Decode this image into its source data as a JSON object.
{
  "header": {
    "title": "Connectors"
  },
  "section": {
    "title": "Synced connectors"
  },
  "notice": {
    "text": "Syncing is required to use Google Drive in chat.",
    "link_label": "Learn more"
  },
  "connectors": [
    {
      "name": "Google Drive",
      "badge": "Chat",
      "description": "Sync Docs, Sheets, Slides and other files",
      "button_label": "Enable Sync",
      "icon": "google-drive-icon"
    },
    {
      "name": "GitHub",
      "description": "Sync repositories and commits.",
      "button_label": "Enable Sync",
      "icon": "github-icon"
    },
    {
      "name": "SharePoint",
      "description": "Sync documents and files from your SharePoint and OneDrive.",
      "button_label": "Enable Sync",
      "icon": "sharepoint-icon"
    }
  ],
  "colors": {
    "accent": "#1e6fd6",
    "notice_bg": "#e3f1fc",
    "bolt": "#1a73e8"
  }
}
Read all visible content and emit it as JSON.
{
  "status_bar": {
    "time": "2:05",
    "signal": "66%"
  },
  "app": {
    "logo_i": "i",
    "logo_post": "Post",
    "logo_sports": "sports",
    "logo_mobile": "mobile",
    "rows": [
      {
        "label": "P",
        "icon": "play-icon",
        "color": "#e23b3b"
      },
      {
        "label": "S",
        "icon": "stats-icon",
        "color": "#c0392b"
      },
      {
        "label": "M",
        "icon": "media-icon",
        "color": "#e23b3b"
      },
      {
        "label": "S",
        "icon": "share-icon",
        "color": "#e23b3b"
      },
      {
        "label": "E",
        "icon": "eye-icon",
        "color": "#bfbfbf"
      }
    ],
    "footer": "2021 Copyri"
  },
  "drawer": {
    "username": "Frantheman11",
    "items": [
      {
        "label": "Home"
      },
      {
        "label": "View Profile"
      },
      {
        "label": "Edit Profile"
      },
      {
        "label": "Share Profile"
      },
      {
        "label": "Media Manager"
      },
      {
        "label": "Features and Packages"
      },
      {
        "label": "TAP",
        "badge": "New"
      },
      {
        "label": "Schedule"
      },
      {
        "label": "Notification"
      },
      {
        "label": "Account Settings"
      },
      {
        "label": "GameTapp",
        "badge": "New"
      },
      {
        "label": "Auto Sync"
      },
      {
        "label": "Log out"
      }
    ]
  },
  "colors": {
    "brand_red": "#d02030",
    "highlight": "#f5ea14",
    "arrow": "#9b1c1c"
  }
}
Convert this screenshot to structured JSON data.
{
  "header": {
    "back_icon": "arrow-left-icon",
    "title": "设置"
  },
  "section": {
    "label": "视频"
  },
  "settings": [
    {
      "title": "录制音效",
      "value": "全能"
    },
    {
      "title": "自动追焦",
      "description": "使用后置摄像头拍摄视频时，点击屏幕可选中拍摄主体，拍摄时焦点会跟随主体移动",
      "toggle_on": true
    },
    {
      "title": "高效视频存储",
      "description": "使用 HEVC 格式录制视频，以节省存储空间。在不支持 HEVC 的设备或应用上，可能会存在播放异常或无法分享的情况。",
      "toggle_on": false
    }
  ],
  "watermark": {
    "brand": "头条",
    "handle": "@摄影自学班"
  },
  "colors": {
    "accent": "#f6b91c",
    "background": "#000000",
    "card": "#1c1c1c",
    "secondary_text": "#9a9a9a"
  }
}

• • • • • • •

[Work required]
Repeat the entries exactly, all of them.

[Answer to the exercise]
Decode this image into its source data as a JSON object.
{
  "header": {
    "title": "Connectors"
  },
  "section": {
    "title": "Synced connectors"
  },
  "notice": {
    "text": "Syncing is required to use Google Drive in chat.",
    "link_label": "Learn more"
  },
  "connectors": [
    {
      "name": "Google Drive",
      "badge": "Chat",
      "description": "Sync Docs, Sheets, Slides and other files",
      "button_label": "Enable Sync",
      "icon": "google-drive-icon"
    },
    {
      "name": "GitHub",
      "description": "Sync repositories and commits.",
      "button_label": "Enable Sync",
      "icon": "github-icon"
    },
    {
      "name": "SharePoint",
      "description": "Sync documents and files from your SharePoint and OneDrive.",
      "button_label": "Enable Sync",
      "icon": "sharepoint-icon"
    }
  ],
  "colors": {
    "accent": "#1e6fd6",
    "notice_bg": "#e3f1fc",
    "bolt": "#1a73e8"
  }
}
Read all visible content and emit it as JSON.
{
  "status_bar": {
    "time": "2:05",
    "signal": "66%"
  },
  "app": {
    "logo_i": "i",
    "logo_post": "Post",
    "logo_sports": "sports",
    "logo_mobile": "mobile",
    "rows": [
      {
        "label": "P",
        "icon": "play-icon",
        "color": "#e23b3b"
      },
      {
        "label": "S",
        "icon": "stats-icon",
        "color": "#c0392b"
      },
      {
        "label": "M",
        "icon": "media-icon",
        "color": "#e23b3b"
      },
      {
        "label": "S",
        "icon": "share-icon",
        "color": "#e23b3b"
      },
      {
        "label": "E",
        "icon": "eye-icon",
        "color": "#bfbfbf"
      }
    ],
    "footer": "2021 Copyri"
  },
  "drawer": {
    "username": "Frantheman11",
    "items": [
      {
        "label": "Home"
      },
      {
        "label": "View Profile"
      },
      {
        "label": "Edit Profile"
      },
      {
        "label": "Share Profile"
      },
      {
        "label": "Media Manager"
      },
      {
        "label": "Features and Packages"
      },
      {
        "label": "TAP",
        "badge": "New"
      },
      {
        "label": "Schedule"
      },
      {
        "label": "Notification"
      },
      {
        "label": "Account Settings"
      },
      {
        "label": "GameTapp",
        "badge": "New"
      },
      {
        "label": "Auto Sync"
      },
      {
        "label": "Log out"
      }
    ]
  },
  "colors": {
    "brand_red": "#d02030",
    "highlight": "#f5ea14",
    "arrow": "#9b1c1c"
  }
}
Convert this screenshot to structured JSON data.
{
  "header": {
    "back_icon": "arrow-left-icon",
    "title": "设置"
  },
  "section": {
    "label": "视频"
  },
  "settings": [
    {
      "title": "录制音效",
      "value": "全能"
    },
    {
      "title": "自动追焦",
      "description": "使用后置摄像头拍摄视频时，点击屏幕可选中拍摄主体，拍摄时焦点会跟随主体移动",
      "toggle_on": true
    },
    {
      "title": "高效视频存储",
      "description": "使用 HEVC 格式录制视频，以节省存储空间。在不支持 HEVC 的设备或应用上，可能会存在播放异常或无法分享的情况。",
      "toggle_on": false
    }
  ],
  "watermark": {
    "brand": "头条",
    "handle": "@摄影自学班"
  },
  "colors": {
    "accent": "#f6b91c",
    "background": "#000000",
    "card": "#1c1c1c",
    "secondary_text": "#9a9a9a"
  }
}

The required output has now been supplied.